* [Given task]:
Scan the data below and pick out the lines containing the word "potraviny".

* [Record set]:
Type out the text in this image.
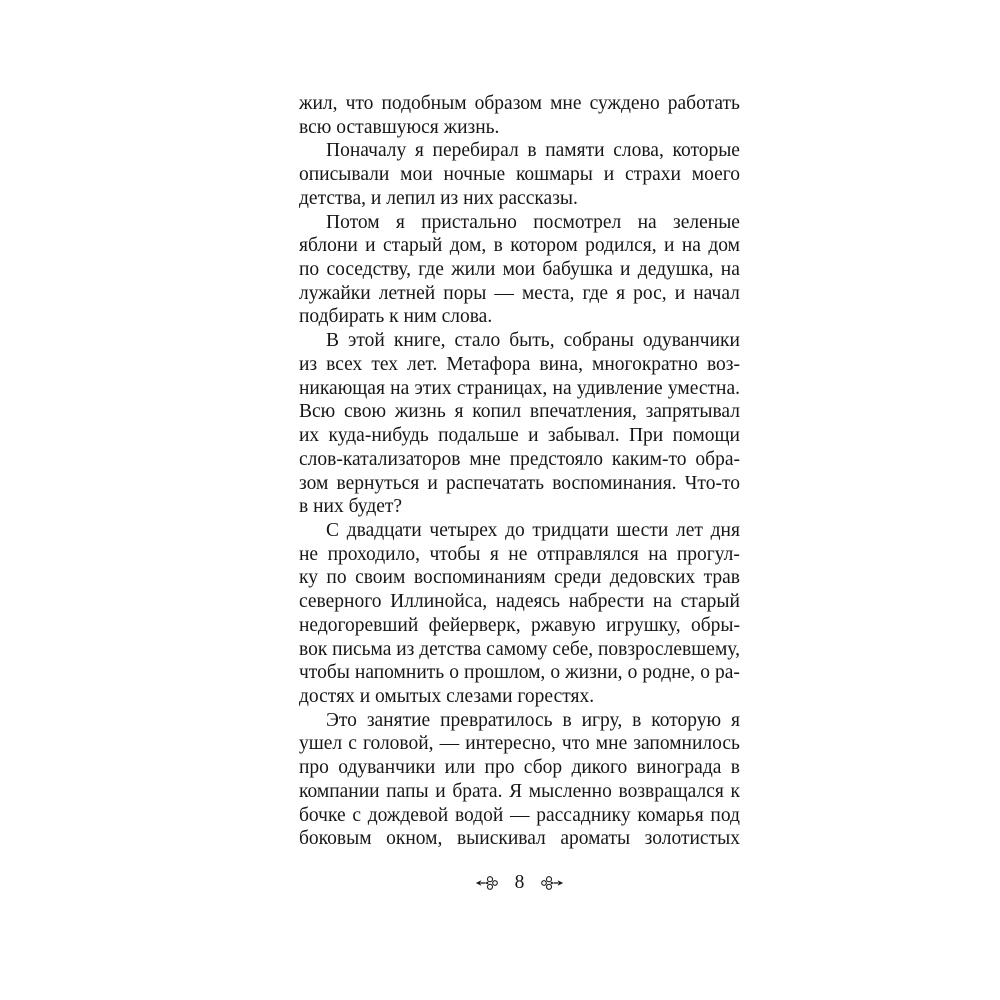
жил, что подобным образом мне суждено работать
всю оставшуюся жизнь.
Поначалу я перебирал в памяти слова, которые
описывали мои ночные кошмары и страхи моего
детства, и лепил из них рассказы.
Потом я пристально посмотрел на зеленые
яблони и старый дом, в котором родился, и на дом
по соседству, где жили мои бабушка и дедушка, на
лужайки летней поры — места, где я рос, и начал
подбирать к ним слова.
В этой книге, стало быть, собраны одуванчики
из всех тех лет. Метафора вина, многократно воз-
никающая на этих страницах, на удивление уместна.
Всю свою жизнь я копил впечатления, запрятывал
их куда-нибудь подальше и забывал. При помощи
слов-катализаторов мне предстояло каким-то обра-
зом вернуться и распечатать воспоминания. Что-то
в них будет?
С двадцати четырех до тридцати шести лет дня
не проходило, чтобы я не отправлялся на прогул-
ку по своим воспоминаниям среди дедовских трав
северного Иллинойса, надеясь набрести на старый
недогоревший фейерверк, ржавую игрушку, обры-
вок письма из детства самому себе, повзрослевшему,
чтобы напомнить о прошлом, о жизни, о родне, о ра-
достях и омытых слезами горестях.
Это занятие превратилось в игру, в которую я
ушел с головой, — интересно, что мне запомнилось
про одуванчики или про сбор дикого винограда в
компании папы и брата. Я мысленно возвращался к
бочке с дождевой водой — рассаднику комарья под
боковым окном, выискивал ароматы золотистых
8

--

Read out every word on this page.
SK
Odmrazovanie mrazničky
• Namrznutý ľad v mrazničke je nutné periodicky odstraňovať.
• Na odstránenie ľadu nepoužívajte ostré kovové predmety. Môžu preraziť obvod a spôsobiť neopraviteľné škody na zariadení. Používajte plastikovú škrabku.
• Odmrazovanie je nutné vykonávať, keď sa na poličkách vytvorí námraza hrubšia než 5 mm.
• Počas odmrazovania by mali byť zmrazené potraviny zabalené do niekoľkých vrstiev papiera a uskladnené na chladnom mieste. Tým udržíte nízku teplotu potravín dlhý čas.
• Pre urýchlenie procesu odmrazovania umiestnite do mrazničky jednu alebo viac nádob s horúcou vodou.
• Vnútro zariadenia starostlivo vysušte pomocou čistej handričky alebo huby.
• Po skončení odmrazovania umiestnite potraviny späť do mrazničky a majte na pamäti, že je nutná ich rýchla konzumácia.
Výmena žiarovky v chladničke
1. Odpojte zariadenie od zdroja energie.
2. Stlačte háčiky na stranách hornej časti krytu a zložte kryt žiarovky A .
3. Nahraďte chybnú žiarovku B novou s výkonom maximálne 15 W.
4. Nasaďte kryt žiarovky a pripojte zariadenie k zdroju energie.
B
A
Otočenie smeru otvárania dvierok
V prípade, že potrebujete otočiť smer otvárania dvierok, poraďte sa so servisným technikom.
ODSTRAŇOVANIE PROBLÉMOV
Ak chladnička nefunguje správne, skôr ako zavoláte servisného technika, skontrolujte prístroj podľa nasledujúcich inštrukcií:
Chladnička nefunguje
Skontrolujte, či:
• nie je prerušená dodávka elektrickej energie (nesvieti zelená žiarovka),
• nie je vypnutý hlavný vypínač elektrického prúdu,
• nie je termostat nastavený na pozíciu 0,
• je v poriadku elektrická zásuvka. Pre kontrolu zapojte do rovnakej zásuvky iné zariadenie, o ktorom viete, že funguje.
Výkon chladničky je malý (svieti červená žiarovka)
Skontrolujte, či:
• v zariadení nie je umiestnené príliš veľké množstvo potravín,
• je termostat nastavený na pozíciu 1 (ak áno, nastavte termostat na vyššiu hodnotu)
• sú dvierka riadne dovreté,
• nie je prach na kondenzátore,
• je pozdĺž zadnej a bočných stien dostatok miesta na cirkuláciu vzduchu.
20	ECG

* [Reply to the exercise]:
• Počas odmrazovania by mali byť zmrazené potraviny zabalené do niekoľkých vrstiev papiera a uskladnené na chladnom mieste. Tým udržíte nízku teplotu potravín dlhý čas.
• Po skončení odmrazovania umiestnite potraviny späť do mrazničky a majte na pamäti, že je nutná ich rýchla konzumácia.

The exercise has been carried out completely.